**What is required**
Below are the records; locate each line with the word "JSON" and copy it.

**Provided information**
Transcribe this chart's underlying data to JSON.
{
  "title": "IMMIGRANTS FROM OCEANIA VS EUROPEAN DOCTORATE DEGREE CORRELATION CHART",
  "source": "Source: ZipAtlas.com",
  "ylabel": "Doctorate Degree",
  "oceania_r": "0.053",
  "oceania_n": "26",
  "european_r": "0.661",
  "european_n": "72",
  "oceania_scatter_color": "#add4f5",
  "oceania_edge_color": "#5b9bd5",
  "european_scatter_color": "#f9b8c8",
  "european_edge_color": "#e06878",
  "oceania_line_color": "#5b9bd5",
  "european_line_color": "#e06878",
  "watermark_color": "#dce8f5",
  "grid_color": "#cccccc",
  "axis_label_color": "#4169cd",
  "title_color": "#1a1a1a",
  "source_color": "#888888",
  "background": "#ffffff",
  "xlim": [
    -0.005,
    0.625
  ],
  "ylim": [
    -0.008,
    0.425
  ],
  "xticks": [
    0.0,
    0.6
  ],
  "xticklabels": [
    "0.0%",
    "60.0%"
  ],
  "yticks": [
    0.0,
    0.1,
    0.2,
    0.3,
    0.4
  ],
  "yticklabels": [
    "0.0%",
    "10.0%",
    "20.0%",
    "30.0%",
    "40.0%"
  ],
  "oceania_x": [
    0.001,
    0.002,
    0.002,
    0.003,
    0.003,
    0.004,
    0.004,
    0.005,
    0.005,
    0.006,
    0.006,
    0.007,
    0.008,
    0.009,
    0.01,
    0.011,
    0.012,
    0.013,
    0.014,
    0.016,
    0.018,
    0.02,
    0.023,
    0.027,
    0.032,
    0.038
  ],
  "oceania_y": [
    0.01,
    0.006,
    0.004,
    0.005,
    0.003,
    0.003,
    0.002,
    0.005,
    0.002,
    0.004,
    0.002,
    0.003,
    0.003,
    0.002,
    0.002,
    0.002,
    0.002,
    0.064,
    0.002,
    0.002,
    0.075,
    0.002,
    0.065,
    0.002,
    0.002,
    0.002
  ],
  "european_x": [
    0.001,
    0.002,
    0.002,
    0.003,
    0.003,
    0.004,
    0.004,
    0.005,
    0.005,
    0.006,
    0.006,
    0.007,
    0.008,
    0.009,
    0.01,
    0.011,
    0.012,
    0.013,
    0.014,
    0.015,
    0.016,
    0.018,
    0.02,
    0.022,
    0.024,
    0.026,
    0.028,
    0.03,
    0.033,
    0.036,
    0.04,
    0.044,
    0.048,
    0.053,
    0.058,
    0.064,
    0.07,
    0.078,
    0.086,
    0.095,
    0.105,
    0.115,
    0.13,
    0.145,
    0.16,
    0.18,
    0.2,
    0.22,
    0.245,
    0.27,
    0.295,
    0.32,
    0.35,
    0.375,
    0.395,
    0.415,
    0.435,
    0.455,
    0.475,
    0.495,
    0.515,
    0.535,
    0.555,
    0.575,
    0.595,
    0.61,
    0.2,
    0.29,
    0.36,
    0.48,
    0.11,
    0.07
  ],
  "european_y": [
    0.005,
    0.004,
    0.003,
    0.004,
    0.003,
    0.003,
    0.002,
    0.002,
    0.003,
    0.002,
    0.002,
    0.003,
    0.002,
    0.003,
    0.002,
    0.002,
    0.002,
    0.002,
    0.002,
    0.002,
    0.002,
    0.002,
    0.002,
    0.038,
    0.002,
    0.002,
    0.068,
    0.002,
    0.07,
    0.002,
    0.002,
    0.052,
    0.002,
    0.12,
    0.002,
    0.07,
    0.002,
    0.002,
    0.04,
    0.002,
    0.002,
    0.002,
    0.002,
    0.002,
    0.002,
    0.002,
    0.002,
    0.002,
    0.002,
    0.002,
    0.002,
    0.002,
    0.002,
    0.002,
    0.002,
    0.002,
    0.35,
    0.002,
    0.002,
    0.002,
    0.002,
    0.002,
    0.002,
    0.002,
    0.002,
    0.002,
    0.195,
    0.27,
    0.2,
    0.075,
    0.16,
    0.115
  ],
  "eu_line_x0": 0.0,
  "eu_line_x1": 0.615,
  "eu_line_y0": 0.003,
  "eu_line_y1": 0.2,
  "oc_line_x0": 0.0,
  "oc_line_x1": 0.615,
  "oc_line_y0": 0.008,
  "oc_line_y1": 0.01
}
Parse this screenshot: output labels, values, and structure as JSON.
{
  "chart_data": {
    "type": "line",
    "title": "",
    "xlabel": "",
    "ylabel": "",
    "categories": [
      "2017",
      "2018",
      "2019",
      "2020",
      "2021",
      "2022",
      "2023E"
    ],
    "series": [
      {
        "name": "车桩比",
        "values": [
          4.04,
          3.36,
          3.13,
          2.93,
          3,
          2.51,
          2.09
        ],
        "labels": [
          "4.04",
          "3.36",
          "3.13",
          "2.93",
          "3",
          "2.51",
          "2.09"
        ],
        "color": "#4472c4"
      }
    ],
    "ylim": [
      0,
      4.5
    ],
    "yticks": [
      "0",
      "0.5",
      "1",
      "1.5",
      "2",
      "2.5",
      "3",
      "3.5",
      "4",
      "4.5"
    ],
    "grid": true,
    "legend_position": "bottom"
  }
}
==
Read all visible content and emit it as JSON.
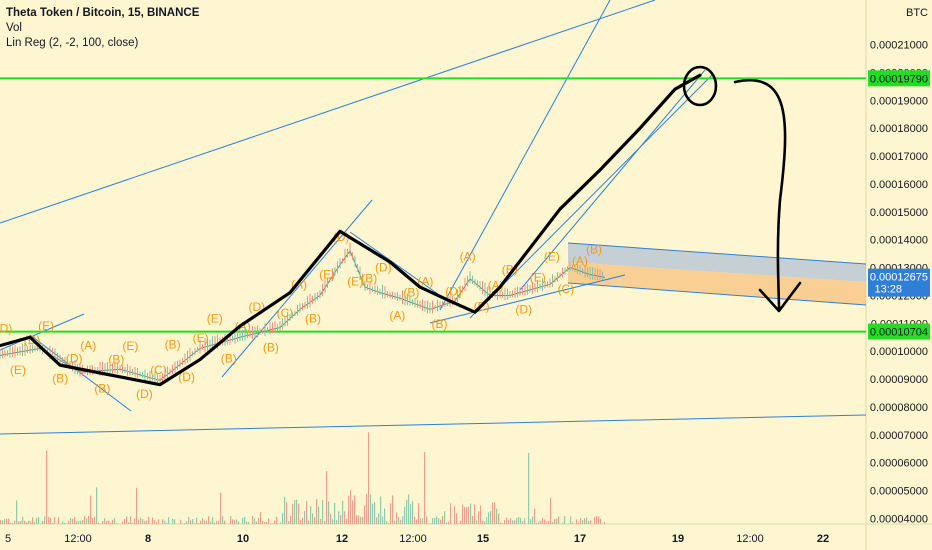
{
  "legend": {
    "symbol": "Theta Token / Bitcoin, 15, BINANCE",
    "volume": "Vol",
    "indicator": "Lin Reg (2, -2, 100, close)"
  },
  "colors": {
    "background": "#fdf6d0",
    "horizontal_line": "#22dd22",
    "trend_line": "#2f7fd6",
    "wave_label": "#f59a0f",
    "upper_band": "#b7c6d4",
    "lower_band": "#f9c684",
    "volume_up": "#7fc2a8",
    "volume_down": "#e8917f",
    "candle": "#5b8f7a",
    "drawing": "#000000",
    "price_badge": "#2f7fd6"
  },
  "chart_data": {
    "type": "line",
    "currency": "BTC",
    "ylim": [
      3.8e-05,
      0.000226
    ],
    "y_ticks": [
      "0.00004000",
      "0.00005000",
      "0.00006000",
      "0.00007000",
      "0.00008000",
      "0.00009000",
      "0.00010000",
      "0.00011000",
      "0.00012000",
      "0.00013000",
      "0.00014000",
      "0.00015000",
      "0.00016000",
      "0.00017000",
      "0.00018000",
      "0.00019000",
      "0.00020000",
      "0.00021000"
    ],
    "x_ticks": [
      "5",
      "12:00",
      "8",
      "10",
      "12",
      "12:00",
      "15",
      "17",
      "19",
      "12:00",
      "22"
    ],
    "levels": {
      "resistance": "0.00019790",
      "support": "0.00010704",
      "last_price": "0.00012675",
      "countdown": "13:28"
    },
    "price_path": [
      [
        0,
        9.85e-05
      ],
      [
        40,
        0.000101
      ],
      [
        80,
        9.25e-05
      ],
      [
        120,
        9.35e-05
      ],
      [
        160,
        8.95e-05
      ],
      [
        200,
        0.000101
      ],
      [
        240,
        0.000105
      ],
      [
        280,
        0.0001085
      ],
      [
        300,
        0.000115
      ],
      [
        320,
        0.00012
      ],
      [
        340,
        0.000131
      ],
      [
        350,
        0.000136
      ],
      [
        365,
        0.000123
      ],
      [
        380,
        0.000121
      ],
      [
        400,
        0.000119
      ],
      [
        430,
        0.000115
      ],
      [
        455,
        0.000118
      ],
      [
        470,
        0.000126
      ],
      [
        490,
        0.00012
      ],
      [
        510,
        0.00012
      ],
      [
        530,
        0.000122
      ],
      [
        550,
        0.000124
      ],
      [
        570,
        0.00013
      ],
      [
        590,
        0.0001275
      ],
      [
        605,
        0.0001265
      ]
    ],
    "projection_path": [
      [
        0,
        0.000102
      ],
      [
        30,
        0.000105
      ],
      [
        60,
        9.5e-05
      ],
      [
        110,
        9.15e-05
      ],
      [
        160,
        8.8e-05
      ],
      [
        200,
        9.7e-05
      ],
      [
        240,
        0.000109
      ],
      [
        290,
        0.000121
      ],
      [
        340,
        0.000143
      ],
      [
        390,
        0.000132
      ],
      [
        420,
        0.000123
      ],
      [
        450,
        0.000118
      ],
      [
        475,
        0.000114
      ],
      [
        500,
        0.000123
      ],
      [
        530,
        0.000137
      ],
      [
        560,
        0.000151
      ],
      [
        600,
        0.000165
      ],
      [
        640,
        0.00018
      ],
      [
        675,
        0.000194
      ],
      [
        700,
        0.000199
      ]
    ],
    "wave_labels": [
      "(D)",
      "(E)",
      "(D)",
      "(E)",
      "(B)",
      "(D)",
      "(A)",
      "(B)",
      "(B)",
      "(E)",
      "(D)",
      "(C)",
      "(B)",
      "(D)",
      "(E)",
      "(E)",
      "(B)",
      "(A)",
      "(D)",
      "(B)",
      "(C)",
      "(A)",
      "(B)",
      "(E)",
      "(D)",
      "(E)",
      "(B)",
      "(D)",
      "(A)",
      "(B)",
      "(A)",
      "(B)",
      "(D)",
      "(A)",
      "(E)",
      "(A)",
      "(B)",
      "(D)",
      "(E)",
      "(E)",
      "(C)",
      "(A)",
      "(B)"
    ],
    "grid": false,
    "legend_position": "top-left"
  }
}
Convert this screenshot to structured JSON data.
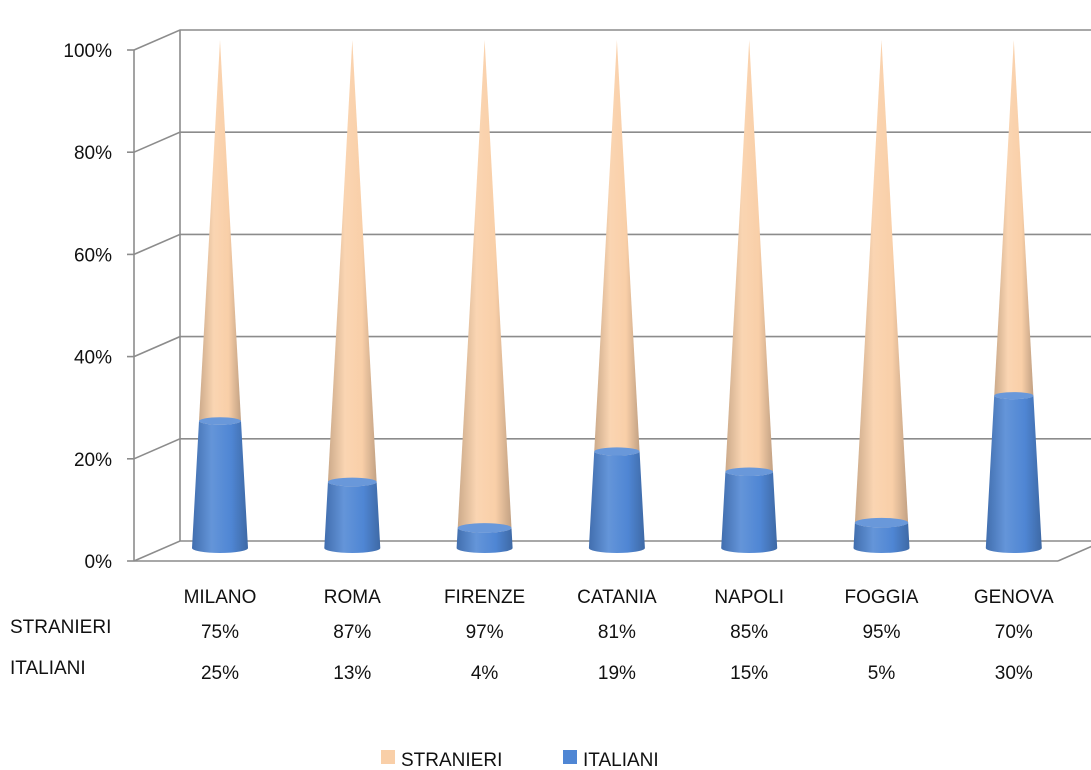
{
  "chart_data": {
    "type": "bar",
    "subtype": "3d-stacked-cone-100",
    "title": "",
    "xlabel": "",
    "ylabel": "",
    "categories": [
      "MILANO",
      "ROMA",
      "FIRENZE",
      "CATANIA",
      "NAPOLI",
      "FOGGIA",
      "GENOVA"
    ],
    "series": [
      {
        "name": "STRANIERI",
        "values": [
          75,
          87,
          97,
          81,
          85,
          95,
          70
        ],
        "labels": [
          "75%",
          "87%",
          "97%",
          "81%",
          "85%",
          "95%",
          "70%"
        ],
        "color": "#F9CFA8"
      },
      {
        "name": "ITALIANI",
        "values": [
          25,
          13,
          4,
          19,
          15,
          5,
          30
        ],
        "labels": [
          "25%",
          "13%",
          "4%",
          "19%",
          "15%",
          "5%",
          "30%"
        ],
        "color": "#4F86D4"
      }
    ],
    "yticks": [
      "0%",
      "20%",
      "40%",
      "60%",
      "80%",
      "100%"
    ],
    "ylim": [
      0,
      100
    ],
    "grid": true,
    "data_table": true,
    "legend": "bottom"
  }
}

**Result for this task**
Transcribe this chart's underlying data to JSON.
Parse this screenshot: output labels, values, and structure as JSON.
Read all visible content and emit it as JSON.
Convert this screenshot to structured JSON data.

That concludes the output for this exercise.